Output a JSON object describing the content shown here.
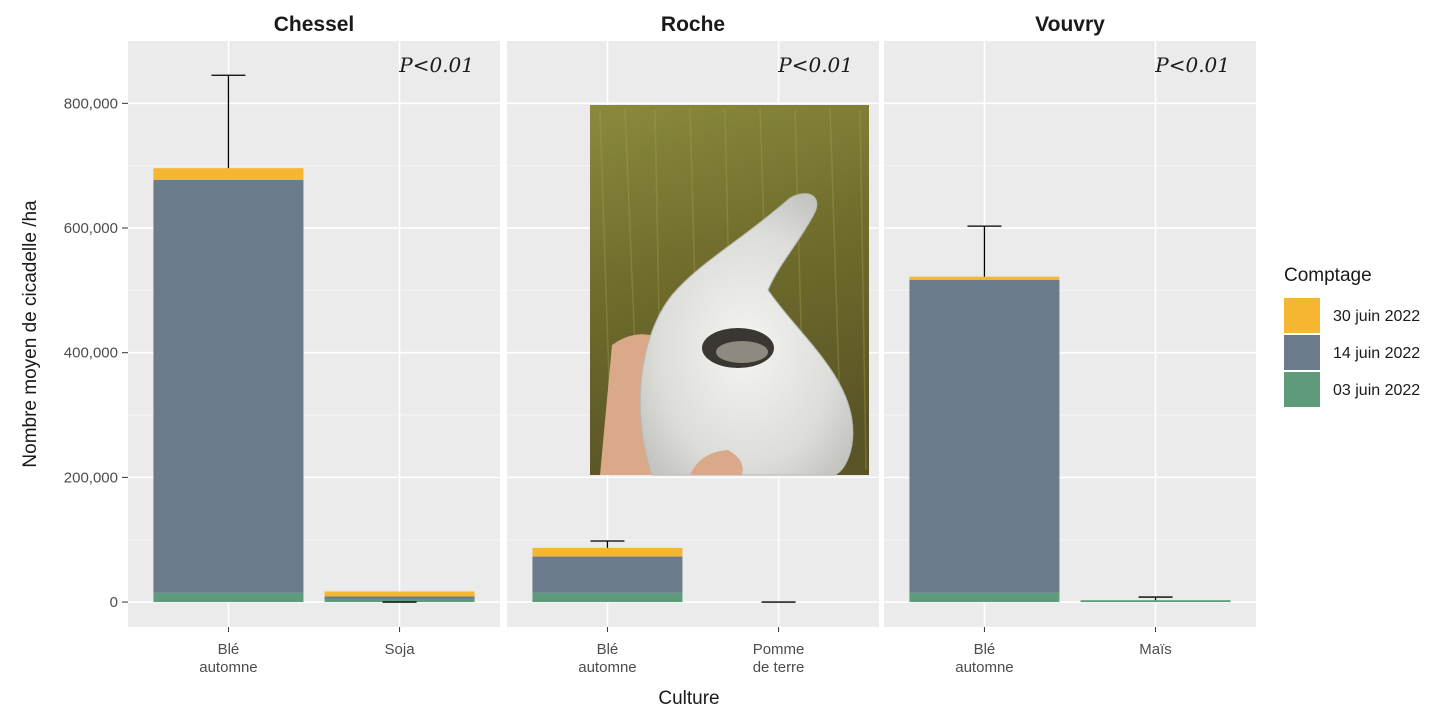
{
  "chart_data": {
    "type": "bar",
    "stacked": true,
    "error_bars": true,
    "xlabel": "Culture",
    "ylabel": "Nombre moyen de cicadelle /ha",
    "ylim": [
      -40000,
      900000
    ],
    "yticks": [
      0,
      200000,
      400000,
      600000,
      800000
    ],
    "ytick_labels": [
      "0",
      "200,000",
      "400,000",
      "600,000",
      "800,000"
    ],
    "grid": true,
    "legend": {
      "title": "Comptage",
      "placement": "right",
      "entries": [
        {
          "label": "30 juin 2022",
          "color": "#F5B731"
        },
        {
          "label": "14 juin 2022",
          "color": "#6B7B8C"
        },
        {
          "label": "03 juin 2022",
          "color": "#5D9B7A"
        }
      ]
    },
    "facets": [
      {
        "title": "Chessel",
        "annotation": "P<0.01",
        "categories": [
          [
            "Blé",
            "automne"
          ],
          [
            "Soja"
          ]
        ],
        "series": [
          {
            "name": "03 juin 2022",
            "values": [
              15000,
              5000
            ]
          },
          {
            "name": "14 juin 2022",
            "values": [
              662000,
              4000
            ]
          },
          {
            "name": "30 juin 2022",
            "values": [
              19000,
              8000
            ]
          }
        ],
        "error_top": [
          845000,
          0
        ]
      },
      {
        "title": "Roche",
        "annotation": "P<0.01",
        "categories": [
          [
            "Blé",
            "automne"
          ],
          [
            "Pomme",
            "de terre"
          ]
        ],
        "series": [
          {
            "name": "03 juin 2022",
            "values": [
              15000,
              0
            ]
          },
          {
            "name": "14 juin 2022",
            "values": [
              58000,
              0
            ]
          },
          {
            "name": "30 juin 2022",
            "values": [
              14000,
              0
            ]
          }
        ],
        "error_top": [
          98000,
          0
        ]
      },
      {
        "title": "Vouvry",
        "annotation": "P<0.01",
        "categories": [
          [
            "Blé",
            "automne"
          ],
          [
            "Maïs"
          ]
        ],
        "series": [
          {
            "name": "03 juin 2022",
            "values": [
              15000,
              3000
            ]
          },
          {
            "name": "14 juin 2022",
            "values": [
              502000,
              0
            ]
          },
          {
            "name": "30 juin 2022",
            "values": [
              5000,
              0
            ]
          }
        ],
        "error_top": [
          603000,
          8000
        ]
      }
    ]
  }
}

==================================================

## What you will do
Without the pictures, return all the records precisely as they stand.

## Correct response
Output a JSON object describing the content shown here.
{
  "chart_data": {
    "type": "bar",
    "stacked": true,
    "error_bars": true,
    "xlabel": "Culture",
    "ylabel": "Nombre moyen de cicadelle /ha",
    "ylim": [
      -40000,
      900000
    ],
    "yticks": [
      0,
      200000,
      400000,
      600000,
      800000
    ],
    "ytick_labels": [
      "0",
      "200,000",
      "400,000",
      "600,000",
      "800,000"
    ],
    "grid": true,
    "legend": {
      "title": "Comptage",
      "placement": "right",
      "entries": [
        {
          "label": "30 juin 2022",
          "color": "#F5B731"
        },
        {
          "label": "14 juin 2022",
          "color": "#6B7B8C"
        },
        {
          "label": "03 juin 2022",
          "color": "#5D9B7A"
        }
      ]
    },
    "facets": [
      {
        "title": "Chessel",
        "annotation": "P<0.01",
        "categories": [
          [
            "Blé",
            "automne"
          ],
          [
            "Soja"
          ]
        ],
        "series": [
          {
            "name": "03 juin 2022",
            "values": [
              15000,
              5000
            ]
          },
          {
            "name": "14 juin 2022",
            "values": [
              662000,
              4000
            ]
          },
          {
            "name": "30 juin 2022",
            "values": [
              19000,
              8000
            ]
          }
        ],
        "error_top": [
          845000,
          0
        ]
      },
      {
        "title": "Roche",
        "annotation": "P<0.01",
        "categories": [
          [
            "Blé",
            "automne"
          ],
          [
            "Pomme",
            "de terre"
          ]
        ],
        "series": [
          {
            "name": "03 juin 2022",
            "values": [
              15000,
              0
            ]
          },
          {
            "name": "14 juin 2022",
            "values": [
              58000,
              0
            ]
          },
          {
            "name": "30 juin 2022",
            "values": [
              14000,
              0
            ]
          }
        ],
        "error_top": [
          98000,
          0
        ]
      },
      {
        "title": "Vouvry",
        "annotation": "P<0.01",
        "categories": [
          [
            "Blé",
            "automne"
          ],
          [
            "Maïs"
          ]
        ],
        "series": [
          {
            "name": "03 juin 2022",
            "values": [
              15000,
              3000
            ]
          },
          {
            "name": "14 juin 2022",
            "values": [
              502000,
              0
            ]
          },
          {
            "name": "30 juin 2022",
            "values": [
              5000,
              0
            ]
          }
        ],
        "error_top": [
          603000,
          8000
        ]
      }
    ]
  }
}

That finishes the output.